INPUT MATERIAL
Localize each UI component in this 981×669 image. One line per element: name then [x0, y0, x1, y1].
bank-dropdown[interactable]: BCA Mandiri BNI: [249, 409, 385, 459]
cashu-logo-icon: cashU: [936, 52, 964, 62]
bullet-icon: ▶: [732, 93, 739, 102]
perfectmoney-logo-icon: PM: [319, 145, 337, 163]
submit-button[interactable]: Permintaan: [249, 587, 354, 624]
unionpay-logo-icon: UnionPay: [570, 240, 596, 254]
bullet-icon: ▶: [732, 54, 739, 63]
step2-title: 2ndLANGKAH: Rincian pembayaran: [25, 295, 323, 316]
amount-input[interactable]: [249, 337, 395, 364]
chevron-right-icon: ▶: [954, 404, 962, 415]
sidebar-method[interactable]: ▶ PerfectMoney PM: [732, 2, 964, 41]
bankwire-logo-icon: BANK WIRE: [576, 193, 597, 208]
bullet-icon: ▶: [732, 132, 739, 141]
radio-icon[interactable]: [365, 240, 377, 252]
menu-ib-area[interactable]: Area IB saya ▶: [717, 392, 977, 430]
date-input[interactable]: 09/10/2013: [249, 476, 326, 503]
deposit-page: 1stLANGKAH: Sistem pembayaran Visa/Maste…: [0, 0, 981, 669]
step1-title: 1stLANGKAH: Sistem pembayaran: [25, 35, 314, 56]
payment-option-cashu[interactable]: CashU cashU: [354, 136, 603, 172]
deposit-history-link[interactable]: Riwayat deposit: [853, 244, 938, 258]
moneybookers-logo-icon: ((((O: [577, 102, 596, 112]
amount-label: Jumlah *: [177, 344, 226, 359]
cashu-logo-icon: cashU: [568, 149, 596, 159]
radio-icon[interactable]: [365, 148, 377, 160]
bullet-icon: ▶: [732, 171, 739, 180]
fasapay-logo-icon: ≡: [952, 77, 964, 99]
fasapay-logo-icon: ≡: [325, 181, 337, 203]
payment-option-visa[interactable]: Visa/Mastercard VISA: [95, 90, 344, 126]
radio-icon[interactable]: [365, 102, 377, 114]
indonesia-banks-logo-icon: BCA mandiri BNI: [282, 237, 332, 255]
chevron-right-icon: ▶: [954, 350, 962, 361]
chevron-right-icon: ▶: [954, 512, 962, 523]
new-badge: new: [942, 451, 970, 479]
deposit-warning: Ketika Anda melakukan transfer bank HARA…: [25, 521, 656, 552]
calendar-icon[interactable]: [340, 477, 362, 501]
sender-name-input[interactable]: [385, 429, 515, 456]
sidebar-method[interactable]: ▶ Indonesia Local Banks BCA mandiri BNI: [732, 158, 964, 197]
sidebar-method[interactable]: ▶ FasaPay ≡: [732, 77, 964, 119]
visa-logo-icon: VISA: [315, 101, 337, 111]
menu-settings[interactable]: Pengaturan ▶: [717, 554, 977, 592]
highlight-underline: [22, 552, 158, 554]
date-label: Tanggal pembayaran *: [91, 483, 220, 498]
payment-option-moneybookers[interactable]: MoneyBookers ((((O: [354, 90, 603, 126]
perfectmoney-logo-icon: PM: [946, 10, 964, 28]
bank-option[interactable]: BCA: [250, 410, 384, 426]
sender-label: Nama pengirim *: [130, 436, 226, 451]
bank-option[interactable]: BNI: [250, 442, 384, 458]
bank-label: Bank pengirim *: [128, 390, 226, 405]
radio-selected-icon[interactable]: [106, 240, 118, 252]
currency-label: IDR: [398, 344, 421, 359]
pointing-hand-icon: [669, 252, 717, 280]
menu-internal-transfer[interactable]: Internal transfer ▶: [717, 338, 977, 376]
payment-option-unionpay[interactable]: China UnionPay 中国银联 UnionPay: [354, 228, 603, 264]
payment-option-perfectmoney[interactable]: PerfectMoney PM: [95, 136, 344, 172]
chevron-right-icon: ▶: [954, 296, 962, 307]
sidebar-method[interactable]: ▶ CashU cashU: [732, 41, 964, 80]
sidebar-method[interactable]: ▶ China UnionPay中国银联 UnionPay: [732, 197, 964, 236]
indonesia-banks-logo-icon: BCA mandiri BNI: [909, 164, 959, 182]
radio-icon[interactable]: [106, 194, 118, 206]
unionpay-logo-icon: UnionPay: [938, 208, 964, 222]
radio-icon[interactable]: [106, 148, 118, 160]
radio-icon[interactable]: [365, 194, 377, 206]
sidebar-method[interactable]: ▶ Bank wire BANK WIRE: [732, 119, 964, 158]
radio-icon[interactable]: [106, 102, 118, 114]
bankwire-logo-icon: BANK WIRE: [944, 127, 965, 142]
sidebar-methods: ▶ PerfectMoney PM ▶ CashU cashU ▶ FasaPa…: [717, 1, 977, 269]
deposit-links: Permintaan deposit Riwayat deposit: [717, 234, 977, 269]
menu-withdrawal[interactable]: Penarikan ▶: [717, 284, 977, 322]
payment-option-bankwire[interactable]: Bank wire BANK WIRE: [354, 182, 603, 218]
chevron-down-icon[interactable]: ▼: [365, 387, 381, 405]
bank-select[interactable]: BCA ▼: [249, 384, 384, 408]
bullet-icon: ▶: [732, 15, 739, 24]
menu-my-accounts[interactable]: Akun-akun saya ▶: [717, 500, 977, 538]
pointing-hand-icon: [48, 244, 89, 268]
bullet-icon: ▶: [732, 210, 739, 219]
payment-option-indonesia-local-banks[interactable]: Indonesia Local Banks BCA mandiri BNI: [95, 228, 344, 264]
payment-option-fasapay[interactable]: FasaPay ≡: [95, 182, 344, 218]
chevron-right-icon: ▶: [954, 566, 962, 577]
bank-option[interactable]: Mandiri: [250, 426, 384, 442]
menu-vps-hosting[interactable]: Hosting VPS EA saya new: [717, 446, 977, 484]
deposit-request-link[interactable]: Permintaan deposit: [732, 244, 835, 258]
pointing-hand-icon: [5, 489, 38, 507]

THE TASK
Copy every line of the records above without changing a single character.

TASK RESPONSE
Localize each UI component in this 981×669 image. One line per element: name then [x0, y0, x1, y1].
bank-dropdown[interactable]: BCA Mandiri BNI: [249, 409, 385, 459]
cashu-logo-icon: cashU: [936, 52, 964, 62]
bullet-icon: ▶: [732, 93, 739, 102]
perfectmoney-logo-icon: PM: [319, 145, 337, 163]
submit-button[interactable]: Permintaan: [249, 587, 354, 624]
unionpay-logo-icon: UnionPay: [570, 240, 596, 254]
bullet-icon: ▶: [732, 54, 739, 63]
step2-title: 2ndLANGKAH: Rincian pembayaran: [25, 295, 323, 316]
amount-input[interactable]: [249, 337, 395, 364]
chevron-right-icon: ▶: [954, 404, 962, 415]
sidebar-method[interactable]: ▶ PerfectMoney PM: [732, 2, 964, 41]
bankwire-logo-icon: BANK WIRE: [576, 193, 597, 208]
bullet-icon: ▶: [732, 132, 739, 141]
radio-icon[interactable]: [365, 240, 377, 252]
menu-ib-area[interactable]: Area IB saya ▶: [717, 392, 977, 430]
date-input[interactable]: 09/10/2013: [249, 476, 326, 503]
deposit-page: 1stLANGKAH: Sistem pembayaran Visa/Maste…: [0, 0, 981, 669]
step1-title: 1stLANGKAH: Sistem pembayaran: [25, 35, 314, 56]
payment-option-cashu[interactable]: CashU cashU: [354, 136, 603, 172]
deposit-history-link[interactable]: Riwayat deposit: [853, 244, 938, 258]
moneybookers-logo-icon: ((((O: [577, 102, 596, 112]
amount-label: Jumlah *: [177, 344, 226, 359]
cashu-logo-icon: cashU: [568, 149, 596, 159]
radio-icon[interactable]: [365, 148, 377, 160]
bullet-icon: ▶: [732, 171, 739, 180]
fasapay-logo-icon: ≡: [952, 77, 964, 99]
fasapay-logo-icon: ≡: [325, 181, 337, 203]
payment-option-visa[interactable]: Visa/Mastercard VISA: [95, 90, 344, 126]
radio-icon[interactable]: [365, 102, 377, 114]
indonesia-banks-logo-icon: BCA mandiri BNI: [282, 237, 332, 255]
chevron-right-icon: ▶: [954, 350, 962, 361]
chevron-right-icon: ▶: [954, 512, 962, 523]
new-badge: new: [942, 451, 970, 479]
deposit-warning: Ketika Anda melakukan transfer bank HARA…: [25, 521, 656, 552]
calendar-icon[interactable]: [340, 477, 362, 501]
sender-name-input[interactable]: [385, 429, 515, 456]
sidebar-method[interactable]: ▶ Indonesia Local Banks BCA mandiri BNI: [732, 158, 964, 197]
sidebar-method[interactable]: ▶ FasaPay ≡: [732, 77, 964, 119]
visa-logo-icon: VISA: [315, 101, 337, 111]
menu-settings[interactable]: Pengaturan ▶: [717, 554, 977, 592]
highlight-underline: [22, 552, 158, 554]
date-label: Tanggal pembayaran *: [91, 483, 220, 498]
payment-option-moneybookers[interactable]: MoneyBookers ((((O: [354, 90, 603, 126]
perfectmoney-logo-icon: PM: [946, 10, 964, 28]
bank-option[interactable]: BCA: [250, 410, 384, 426]
sender-label: Nama pengirim *: [130, 436, 226, 451]
bank-option[interactable]: BNI: [250, 442, 384, 458]
bank-label: Bank pengirim *: [128, 390, 226, 405]
radio-selected-icon[interactable]: [106, 240, 118, 252]
currency-label: IDR: [398, 344, 421, 359]
pointing-hand-icon: [669, 252, 717, 280]
menu-internal-transfer[interactable]: Internal transfer ▶: [717, 338, 977, 376]
payment-option-unionpay[interactable]: China UnionPay 中国银联 UnionPay: [354, 228, 603, 264]
payment-option-perfectmoney[interactable]: PerfectMoney PM: [95, 136, 344, 172]
chevron-right-icon: ▶: [954, 296, 962, 307]
sidebar-method[interactable]: ▶ CashU cashU: [732, 41, 964, 80]
sidebar-method[interactable]: ▶ China UnionPay中国银联 UnionPay: [732, 197, 964, 236]
indonesia-banks-logo-icon: BCA mandiri BNI: [909, 164, 959, 182]
radio-icon[interactable]: [106, 194, 118, 206]
unionpay-logo-icon: UnionPay: [938, 208, 964, 222]
radio-icon[interactable]: [106, 148, 118, 160]
radio-icon[interactable]: [365, 194, 377, 206]
sidebar-method[interactable]: ▶ Bank wire BANK WIRE: [732, 119, 964, 158]
radio-icon[interactable]: [106, 102, 118, 114]
bankwire-logo-icon: BANK WIRE: [944, 127, 965, 142]
sidebar-methods: ▶ PerfectMoney PM ▶ CashU cashU ▶ FasaPa…: [717, 1, 977, 269]
deposit-links: Permintaan deposit Riwayat deposit: [717, 234, 977, 269]
menu-withdrawal[interactable]: Penarikan ▶: [717, 284, 977, 322]
payment-option-bankwire[interactable]: Bank wire BANK WIRE: [354, 182, 603, 218]
chevron-down-icon[interactable]: ▼: [365, 387, 381, 405]
bank-select[interactable]: BCA ▼: [249, 384, 384, 408]
bullet-icon: ▶: [732, 15, 739, 24]
menu-my-accounts[interactable]: Akun-akun saya ▶: [717, 500, 977, 538]
pointing-hand-icon: [48, 244, 89, 268]
bullet-icon: ▶: [732, 210, 739, 219]
payment-option-indonesia-local-banks[interactable]: Indonesia Local Banks BCA mandiri BNI: [95, 228, 344, 264]
payment-option-fasapay[interactable]: FasaPay ≡: [95, 182, 344, 218]
chevron-right-icon: ▶: [954, 566, 962, 577]
bank-option[interactable]: Mandiri: [250, 426, 384, 442]
menu-vps-hosting[interactable]: Hosting VPS EA saya new: [717, 446, 977, 484]
deposit-request-link[interactable]: Permintaan deposit: [732, 244, 835, 258]
pointing-hand-icon: [5, 489, 38, 507]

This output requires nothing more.